THE REQUEST: Would it be possible to write out each entry below exactly, without the pictures?

[Dataset records on visual material]
● ● ●
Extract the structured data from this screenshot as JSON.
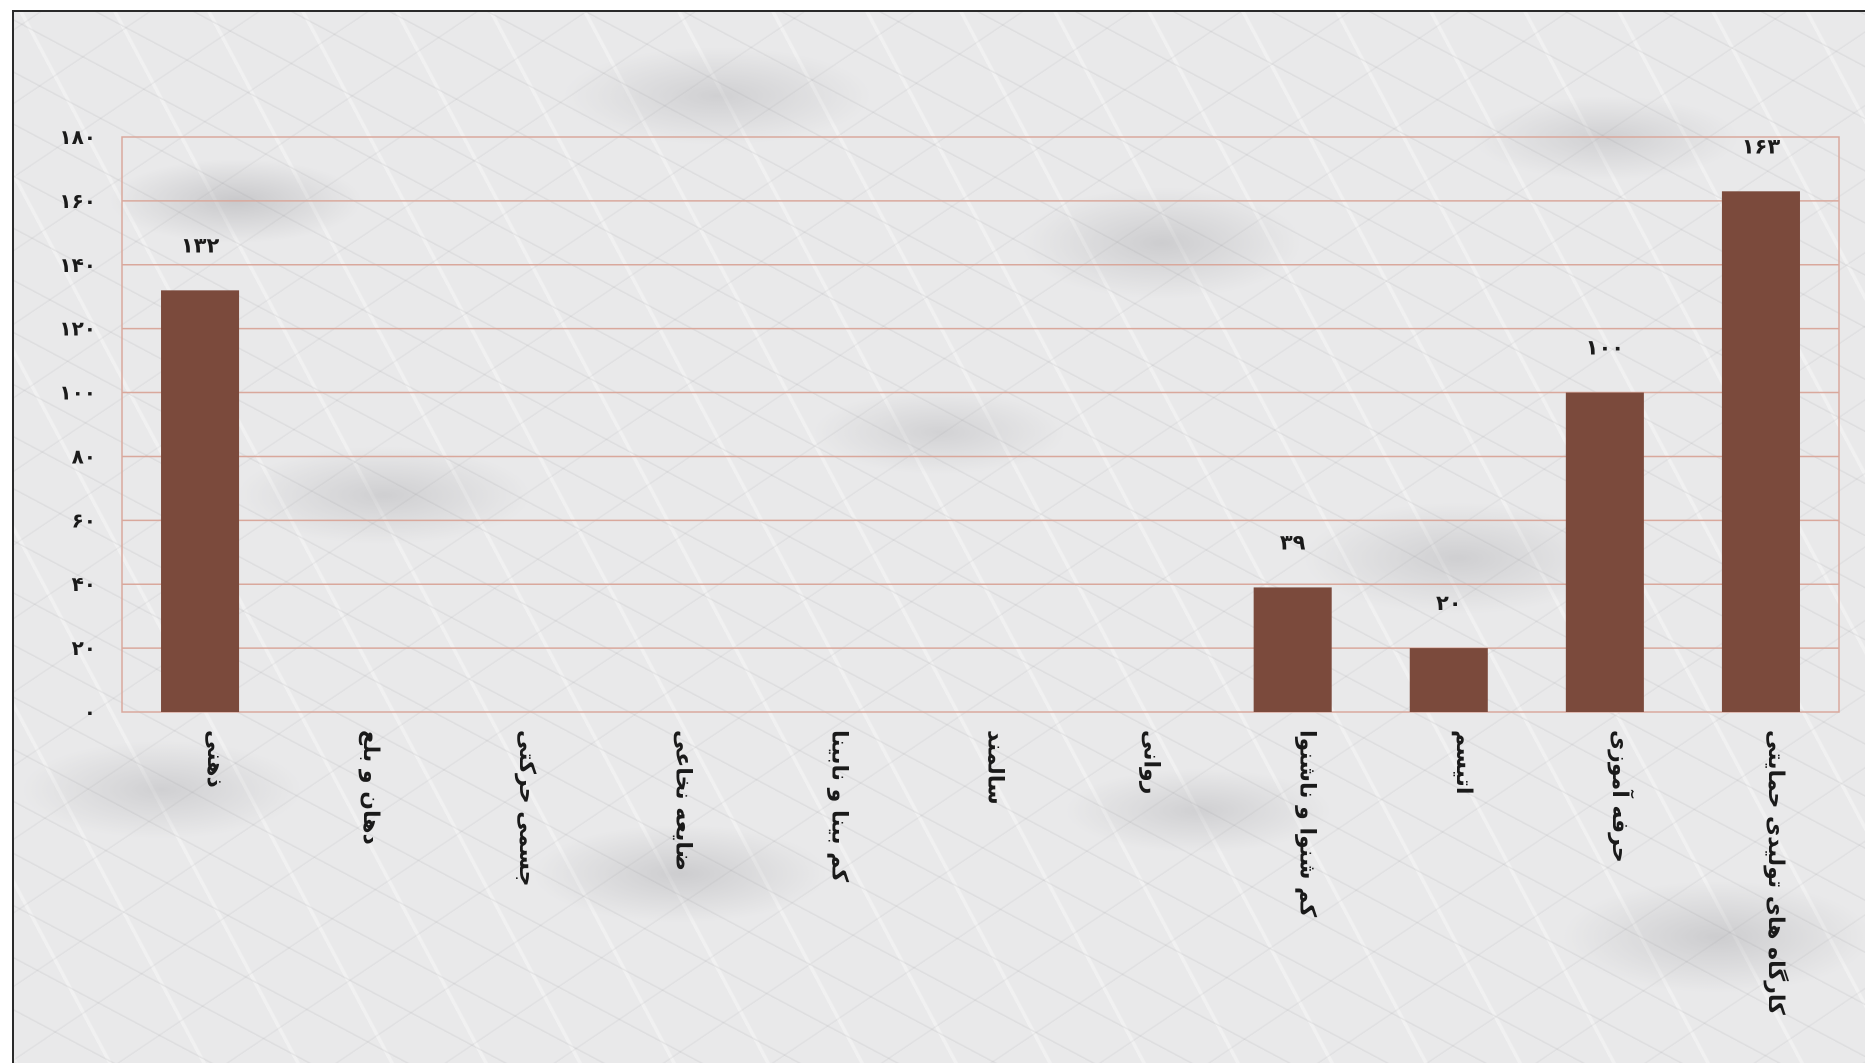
{
  "chart_data": {
    "type": "bar",
    "title": "",
    "xlabel": "",
    "ylabel": "",
    "categories": [
      "ذهنی",
      "دهان و بلع",
      "جسمی حرکتی",
      "ضایعه نخاعی",
      "کم بینا و نابینا",
      "سالمند",
      "روانی",
      "کم شنوا و ناشنوا",
      "اتیسم",
      "حرفه آموزی",
      "کارگاه های تولیدی حمایتی"
    ],
    "values": [
      132,
      0,
      0,
      0,
      0,
      0,
      0,
      39,
      20,
      100,
      163
    ],
    "data_labels": [
      "۱۳۲",
      "",
      "",
      "",
      "",
      "",
      "",
      "۳۹",
      "۲۰",
      "۱۰۰",
      "۱۶۳"
    ],
    "ylim": [
      0,
      180
    ],
    "y_ticks": [
      0,
      20,
      40,
      60,
      80,
      100,
      120,
      140,
      160,
      180
    ],
    "y_tick_labels": [
      "۰",
      "۲۰",
      "۴۰",
      "۶۰",
      "۸۰",
      "۱۰۰",
      "۱۲۰",
      "۱۴۰",
      "۱۶۰",
      "۱۸۰"
    ],
    "grid": true,
    "legend": "none",
    "colors": {
      "bar": "#7b4a3c",
      "grid": "#d9a89c",
      "text": "#1a1a1a"
    }
  }
}
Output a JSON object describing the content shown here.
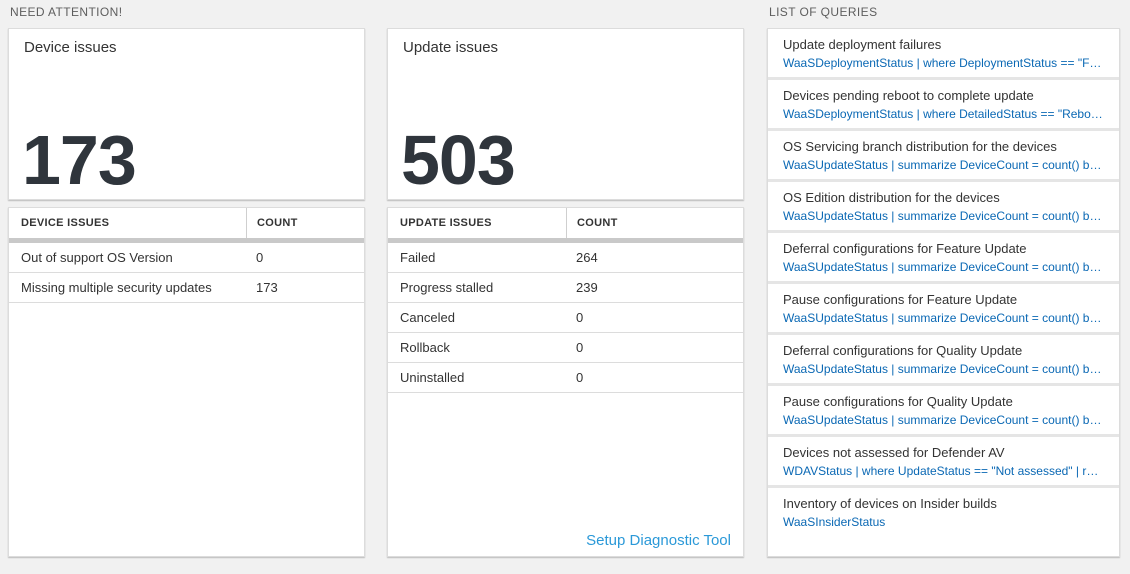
{
  "sections": {
    "need_attention": "NEED ATTENTION!",
    "list_of_queries": "LIST OF QUERIES"
  },
  "device_card": {
    "title": "Device issues",
    "big_number": "173",
    "table": {
      "headers": [
        "DEVICE ISSUES",
        "COUNT"
      ],
      "rows": [
        [
          "Out of support OS Version",
          "0"
        ],
        [
          "Missing multiple security updates",
          "173"
        ]
      ]
    }
  },
  "update_card": {
    "title": "Update issues",
    "big_number": "503",
    "table": {
      "headers": [
        "UPDATE ISSUES",
        "COUNT"
      ],
      "rows": [
        [
          "Failed",
          "264"
        ],
        [
          "Progress stalled",
          "239"
        ],
        [
          "Canceled",
          "0"
        ],
        [
          "Rollback",
          "0"
        ],
        [
          "Uninstalled",
          "0"
        ]
      ]
    },
    "link": "Setup Diagnostic Tool"
  },
  "queries": [
    {
      "title": "Update deployment failures",
      "query": "WaaSDeploymentStatus | where DeploymentStatus == \"Failed\" |..."
    },
    {
      "title": "Devices pending reboot to complete update",
      "query": "WaaSDeploymentStatus | where DetailedStatus == \"Reboot pend..."
    },
    {
      "title": "OS Servicing branch distribution for the devices",
      "query": "WaaSUpdateStatus | summarize DeviceCount = count() by OSSer..."
    },
    {
      "title": "OS Edition distribution for the devices",
      "query": "WaaSUpdateStatus | summarize DeviceCount = count() by OSEdit..."
    },
    {
      "title": "Deferral configurations for Feature Update",
      "query": "WaaSUpdateStatus | summarize DeviceCount = count() by Featur..."
    },
    {
      "title": "Pause configurations for Feature Update",
      "query": "WaaSUpdateStatus | summarize DeviceCount = count() by Featur..."
    },
    {
      "title": "Deferral configurations for Quality Update",
      "query": "WaaSUpdateStatus | summarize DeviceCount = count() by Qualit..."
    },
    {
      "title": "Pause configurations for Quality Update",
      "query": "WaaSUpdateStatus | summarize DeviceCount = count() by Qualit..."
    },
    {
      "title": "Devices not assessed for Defender AV",
      "query": "WDAVStatus | where UpdateStatus == \"Not assessed\" | render ta..."
    },
    {
      "title": "Inventory of devices on Insider builds",
      "query": "WaaSInsiderStatus"
    }
  ],
  "colors": {
    "page_background": "#f1f1f1",
    "link_blue": "#2b99d8",
    "query_code_blue": "#0a68b4",
    "scroll_bar_gray": "#c9c9c9",
    "big_number_text": "#2f353c"
  }
}
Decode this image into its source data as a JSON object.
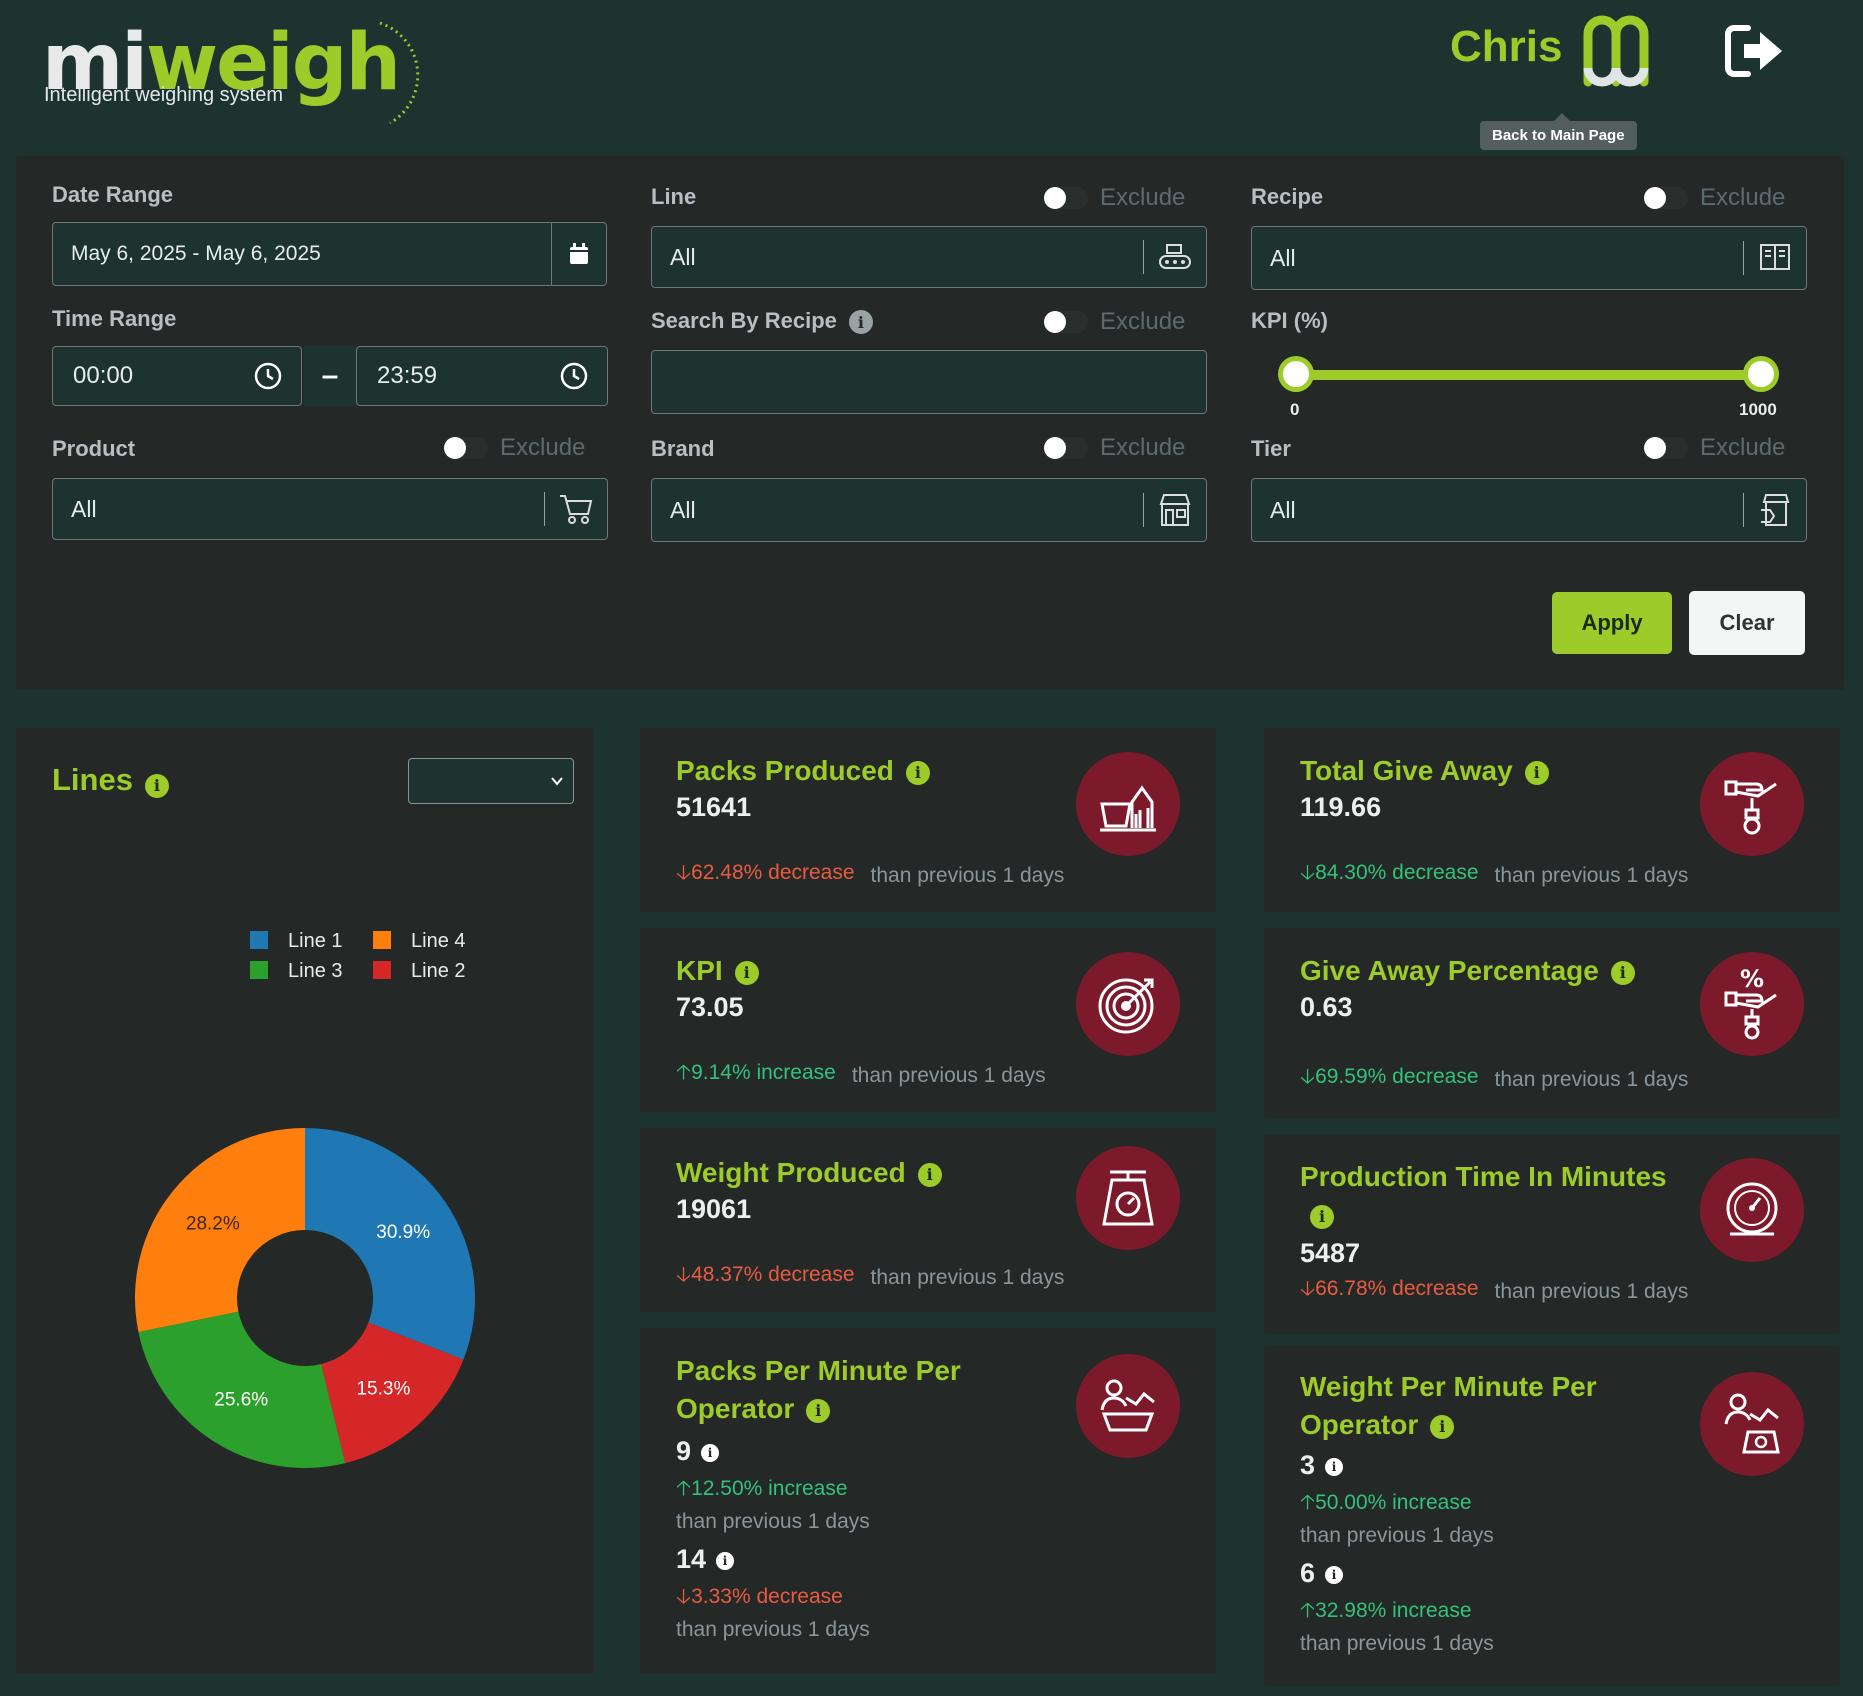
● ● ●
WRITTEN SOLUTION:
Extract the structured data from this screenshot as JSON.
{
  "chart_data": {
    "type": "bar",
    "title": "",
    "xlabel": "",
    "ylabel": "",
    "categories": [
      "ذهنی",
      "دهان و بلع",
      "جسمی حرکتی",
      "ضایعه نخاعی",
      "کم بینا و نابینا",
      "سالمند",
      "روانی",
      "کم شنوا و ناشنوا",
      "اتیسم",
      "حرفه آموزی",
      "کارگاه های تولیدی حمایتی"
    ],
    "values": [
      132,
      0,
      0,
      0,
      0,
      0,
      0,
      39,
      20,
      100,
      163
    ],
    "data_labels": [
      "۱۳۲",
      "",
      "",
      "",
      "",
      "",
      "",
      "۳۹",
      "۲۰",
      "۱۰۰",
      "۱۶۳"
    ],
    "ylim": [
      0,
      180
    ],
    "y_ticks": [
      0,
      20,
      40,
      60,
      80,
      100,
      120,
      140,
      160,
      180
    ],
    "y_tick_labels": [
      "۰",
      "۲۰",
      "۴۰",
      "۶۰",
      "۸۰",
      "۱۰۰",
      "۱۲۰",
      "۱۴۰",
      "۱۶۰",
      "۱۸۰"
    ],
    "grid": true,
    "legend": "none",
    "colors": {
      "bar": "#7b4a3c",
      "grid": "#d9a89c",
      "text": "#1a1a1a"
    }
  }
}
Output a JSON object describing the content shown here.
{
  "sections": {
    "need_attention": "NEED ATTENTION!",
    "list_of_queries": "LIST OF QUERIES"
  },
  "device_card": {
    "title": "Device issues",
    "big_number": "173",
    "table": {
      "headers": [
        "DEVICE ISSUES",
        "COUNT"
      ],
      "rows": [
        [
          "Out of support OS Version",
          "0"
        ],
        [
          "Missing multiple security updates",
          "173"
        ]
      ]
    }
  },
  "update_card": {
    "title": "Update issues",
    "big_number": "503",
    "table": {
      "headers": [
        "UPDATE ISSUES",
        "COUNT"
      ],
      "rows": [
        [
          "Failed",
          "264"
        ],
        [
          "Progress stalled",
          "239"
        ],
        [
          "Canceled",
          "0"
        ],
        [
          "Rollback",
          "0"
        ],
        [
          "Uninstalled",
          "0"
        ]
      ]
    },
    "link": "Setup Diagnostic Tool"
  },
  "queries": [
    {
      "title": "Update deployment failures",
      "query": "WaaSDeploymentStatus | where DeploymentStatus == \"Failed\" |..."
    },
    {
      "title": "Devices pending reboot to complete update",
      "query": "WaaSDeploymentStatus | where DetailedStatus == \"Reboot pend..."
    },
    {
      "title": "OS Servicing branch distribution for the devices",
      "query": "WaaSUpdateStatus | summarize DeviceCount = count() by OSSer..."
    },
    {
      "title": "OS Edition distribution for the devices",
      "query": "WaaSUpdateStatus | summarize DeviceCount = count() by OSEdit..."
    },
    {
      "title": "Deferral configurations for Feature Update",
      "query": "WaaSUpdateStatus | summarize DeviceCount = count() by Featur..."
    },
    {
      "title": "Pause configurations for Feature Update",
      "query": "WaaSUpdateStatus | summarize DeviceCount = count() by Featur..."
    },
    {
      "title": "Deferral configurations for Quality Update",
      "query": "WaaSUpdateStatus | summarize DeviceCount = count() by Qualit..."
    },
    {
      "title": "Pause configurations for Quality Update",
      "query": "WaaSUpdateStatus | summarize DeviceCount = count() by Qualit..."
    },
    {
      "title": "Devices not assessed for Defender AV",
      "query": "WDAVStatus | where UpdateStatus == \"Not assessed\" | render ta..."
    },
    {
      "title": "Inventory of devices on Insider builds",
      "query": "WaaSInsiderStatus"
    }
  ],
  "colors": {
    "page_background": "#f1f1f1",
    "link_blue": "#2b99d8",
    "query_code_blue": "#0a68b4",
    "scroll_bar_gray": "#c9c9c9",
    "big_number_text": "#2f353c"
  }
}
Decode this image into its source data as a JSON object.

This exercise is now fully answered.